Your task is to filter the data below down to the lines holding "CAMPANHA".
· · · · ·
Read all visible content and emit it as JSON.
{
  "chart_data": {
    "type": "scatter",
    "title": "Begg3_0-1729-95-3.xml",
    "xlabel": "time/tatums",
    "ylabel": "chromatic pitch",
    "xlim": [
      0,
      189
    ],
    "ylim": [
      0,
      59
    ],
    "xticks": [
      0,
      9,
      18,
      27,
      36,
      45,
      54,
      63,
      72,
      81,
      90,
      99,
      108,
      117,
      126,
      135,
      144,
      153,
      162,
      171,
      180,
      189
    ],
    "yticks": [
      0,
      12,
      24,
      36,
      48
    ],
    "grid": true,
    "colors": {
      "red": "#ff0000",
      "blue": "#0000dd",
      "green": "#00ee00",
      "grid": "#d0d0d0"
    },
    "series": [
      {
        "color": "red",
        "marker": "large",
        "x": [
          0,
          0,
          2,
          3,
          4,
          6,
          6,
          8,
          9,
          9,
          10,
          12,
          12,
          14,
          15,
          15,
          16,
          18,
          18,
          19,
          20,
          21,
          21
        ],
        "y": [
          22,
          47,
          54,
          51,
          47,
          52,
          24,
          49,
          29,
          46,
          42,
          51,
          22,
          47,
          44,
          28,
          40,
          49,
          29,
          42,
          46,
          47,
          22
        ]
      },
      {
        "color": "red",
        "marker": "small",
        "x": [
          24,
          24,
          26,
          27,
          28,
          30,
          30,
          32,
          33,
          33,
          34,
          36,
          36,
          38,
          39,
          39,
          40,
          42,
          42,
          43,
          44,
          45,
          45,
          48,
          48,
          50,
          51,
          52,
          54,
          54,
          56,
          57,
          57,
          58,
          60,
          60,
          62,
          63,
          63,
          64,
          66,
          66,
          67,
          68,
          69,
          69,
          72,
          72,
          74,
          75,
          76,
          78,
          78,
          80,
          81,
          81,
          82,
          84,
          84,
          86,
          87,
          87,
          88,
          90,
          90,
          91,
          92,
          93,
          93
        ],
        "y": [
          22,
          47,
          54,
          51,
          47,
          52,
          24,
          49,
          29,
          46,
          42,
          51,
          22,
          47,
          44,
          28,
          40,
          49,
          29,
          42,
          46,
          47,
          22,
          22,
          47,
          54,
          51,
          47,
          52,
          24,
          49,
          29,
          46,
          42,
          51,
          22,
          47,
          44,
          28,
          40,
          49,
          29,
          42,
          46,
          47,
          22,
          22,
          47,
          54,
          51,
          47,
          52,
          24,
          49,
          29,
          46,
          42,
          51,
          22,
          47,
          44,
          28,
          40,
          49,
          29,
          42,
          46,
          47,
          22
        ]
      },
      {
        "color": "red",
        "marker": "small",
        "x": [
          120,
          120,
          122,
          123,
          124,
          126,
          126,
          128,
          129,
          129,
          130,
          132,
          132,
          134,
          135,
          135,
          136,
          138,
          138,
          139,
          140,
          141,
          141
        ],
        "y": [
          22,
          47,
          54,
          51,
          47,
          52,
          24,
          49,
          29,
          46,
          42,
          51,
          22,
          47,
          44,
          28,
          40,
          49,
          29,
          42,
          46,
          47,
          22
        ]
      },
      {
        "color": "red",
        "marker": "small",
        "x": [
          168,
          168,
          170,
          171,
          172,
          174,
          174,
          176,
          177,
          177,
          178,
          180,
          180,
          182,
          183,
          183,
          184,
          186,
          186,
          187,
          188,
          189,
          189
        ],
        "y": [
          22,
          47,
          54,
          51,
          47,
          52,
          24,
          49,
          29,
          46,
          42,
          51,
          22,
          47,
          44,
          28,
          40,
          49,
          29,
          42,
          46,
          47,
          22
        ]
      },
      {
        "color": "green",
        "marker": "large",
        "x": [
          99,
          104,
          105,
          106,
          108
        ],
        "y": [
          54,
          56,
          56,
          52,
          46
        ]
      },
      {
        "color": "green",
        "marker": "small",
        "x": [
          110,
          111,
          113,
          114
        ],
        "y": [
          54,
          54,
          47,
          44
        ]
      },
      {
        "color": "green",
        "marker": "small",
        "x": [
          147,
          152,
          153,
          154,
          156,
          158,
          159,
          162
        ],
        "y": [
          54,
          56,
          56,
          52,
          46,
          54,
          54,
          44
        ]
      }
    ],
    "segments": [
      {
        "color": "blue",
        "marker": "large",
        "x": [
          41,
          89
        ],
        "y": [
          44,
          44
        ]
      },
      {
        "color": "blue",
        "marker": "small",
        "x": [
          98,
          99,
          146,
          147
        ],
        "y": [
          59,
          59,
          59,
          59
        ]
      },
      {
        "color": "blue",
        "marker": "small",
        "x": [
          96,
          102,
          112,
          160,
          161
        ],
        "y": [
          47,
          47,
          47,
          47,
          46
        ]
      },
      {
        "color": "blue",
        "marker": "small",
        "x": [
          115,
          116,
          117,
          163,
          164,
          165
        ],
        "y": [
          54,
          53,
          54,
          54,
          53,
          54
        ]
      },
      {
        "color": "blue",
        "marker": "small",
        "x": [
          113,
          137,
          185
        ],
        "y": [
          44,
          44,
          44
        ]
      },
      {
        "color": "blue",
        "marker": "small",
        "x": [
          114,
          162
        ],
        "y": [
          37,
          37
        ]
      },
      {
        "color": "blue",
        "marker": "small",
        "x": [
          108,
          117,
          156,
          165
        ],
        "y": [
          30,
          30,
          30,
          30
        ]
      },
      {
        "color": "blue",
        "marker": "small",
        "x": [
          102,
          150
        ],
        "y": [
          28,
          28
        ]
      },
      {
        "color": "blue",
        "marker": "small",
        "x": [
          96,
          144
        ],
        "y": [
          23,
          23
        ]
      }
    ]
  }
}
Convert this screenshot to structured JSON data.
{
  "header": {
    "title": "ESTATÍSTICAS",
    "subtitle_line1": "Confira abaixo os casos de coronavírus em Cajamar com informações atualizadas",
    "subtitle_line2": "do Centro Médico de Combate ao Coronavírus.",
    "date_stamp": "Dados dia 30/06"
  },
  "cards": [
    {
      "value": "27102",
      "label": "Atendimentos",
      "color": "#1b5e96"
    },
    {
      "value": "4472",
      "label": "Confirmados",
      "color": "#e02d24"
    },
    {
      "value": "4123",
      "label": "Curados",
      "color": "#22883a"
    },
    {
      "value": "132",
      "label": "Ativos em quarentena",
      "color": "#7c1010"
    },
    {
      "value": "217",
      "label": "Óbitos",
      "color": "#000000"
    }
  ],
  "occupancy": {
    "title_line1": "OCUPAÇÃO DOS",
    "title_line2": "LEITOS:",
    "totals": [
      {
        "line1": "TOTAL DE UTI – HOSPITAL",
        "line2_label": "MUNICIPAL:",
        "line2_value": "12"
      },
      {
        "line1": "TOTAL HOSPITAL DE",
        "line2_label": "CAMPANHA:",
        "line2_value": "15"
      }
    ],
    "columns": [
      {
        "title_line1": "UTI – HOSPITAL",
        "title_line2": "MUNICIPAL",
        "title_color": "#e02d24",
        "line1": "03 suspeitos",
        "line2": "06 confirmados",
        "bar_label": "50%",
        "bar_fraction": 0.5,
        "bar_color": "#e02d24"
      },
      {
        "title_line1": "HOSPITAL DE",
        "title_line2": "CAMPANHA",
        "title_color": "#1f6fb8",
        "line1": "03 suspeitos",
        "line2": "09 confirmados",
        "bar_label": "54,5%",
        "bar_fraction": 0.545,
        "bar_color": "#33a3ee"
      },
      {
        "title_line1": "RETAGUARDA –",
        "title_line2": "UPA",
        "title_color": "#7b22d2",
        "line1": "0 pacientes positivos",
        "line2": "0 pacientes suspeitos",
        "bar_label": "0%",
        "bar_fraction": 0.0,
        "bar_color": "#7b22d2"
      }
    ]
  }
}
· · · · ·
FINAL RESULT =
        "line2_label": "CAMPANHA:",
        "title_line2": "CAMPANHA",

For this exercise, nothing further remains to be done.